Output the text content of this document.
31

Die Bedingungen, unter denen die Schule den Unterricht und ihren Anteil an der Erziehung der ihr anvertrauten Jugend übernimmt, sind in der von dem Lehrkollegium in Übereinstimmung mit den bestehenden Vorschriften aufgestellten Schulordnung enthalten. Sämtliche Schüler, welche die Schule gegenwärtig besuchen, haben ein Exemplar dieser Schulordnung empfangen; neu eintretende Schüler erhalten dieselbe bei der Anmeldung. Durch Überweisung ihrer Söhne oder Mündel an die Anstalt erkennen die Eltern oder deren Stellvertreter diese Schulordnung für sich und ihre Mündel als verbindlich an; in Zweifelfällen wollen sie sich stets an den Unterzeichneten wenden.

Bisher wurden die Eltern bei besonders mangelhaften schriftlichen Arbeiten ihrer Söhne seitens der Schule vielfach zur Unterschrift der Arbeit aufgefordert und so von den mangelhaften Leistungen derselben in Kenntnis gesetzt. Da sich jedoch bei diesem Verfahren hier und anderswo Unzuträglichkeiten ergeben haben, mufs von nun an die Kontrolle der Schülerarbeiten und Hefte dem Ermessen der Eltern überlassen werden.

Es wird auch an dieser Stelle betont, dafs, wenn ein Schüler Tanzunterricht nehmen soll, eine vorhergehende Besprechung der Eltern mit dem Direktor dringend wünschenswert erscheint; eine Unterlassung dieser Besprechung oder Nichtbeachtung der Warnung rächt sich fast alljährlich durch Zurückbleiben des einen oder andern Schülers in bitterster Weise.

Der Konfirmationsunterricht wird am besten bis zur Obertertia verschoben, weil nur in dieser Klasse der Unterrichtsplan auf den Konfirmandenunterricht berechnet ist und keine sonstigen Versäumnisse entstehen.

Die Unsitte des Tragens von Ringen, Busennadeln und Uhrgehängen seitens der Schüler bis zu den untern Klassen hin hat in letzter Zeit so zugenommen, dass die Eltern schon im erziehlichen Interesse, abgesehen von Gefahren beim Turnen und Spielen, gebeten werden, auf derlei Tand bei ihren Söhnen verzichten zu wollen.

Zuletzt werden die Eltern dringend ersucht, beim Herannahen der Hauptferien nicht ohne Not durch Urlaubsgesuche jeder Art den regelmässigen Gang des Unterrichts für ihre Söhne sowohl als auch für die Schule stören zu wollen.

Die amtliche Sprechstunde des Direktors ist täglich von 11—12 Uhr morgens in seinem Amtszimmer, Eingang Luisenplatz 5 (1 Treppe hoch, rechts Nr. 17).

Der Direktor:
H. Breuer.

____

Only a number is wanted here: how many lines of the material hold the word "ihrer".

2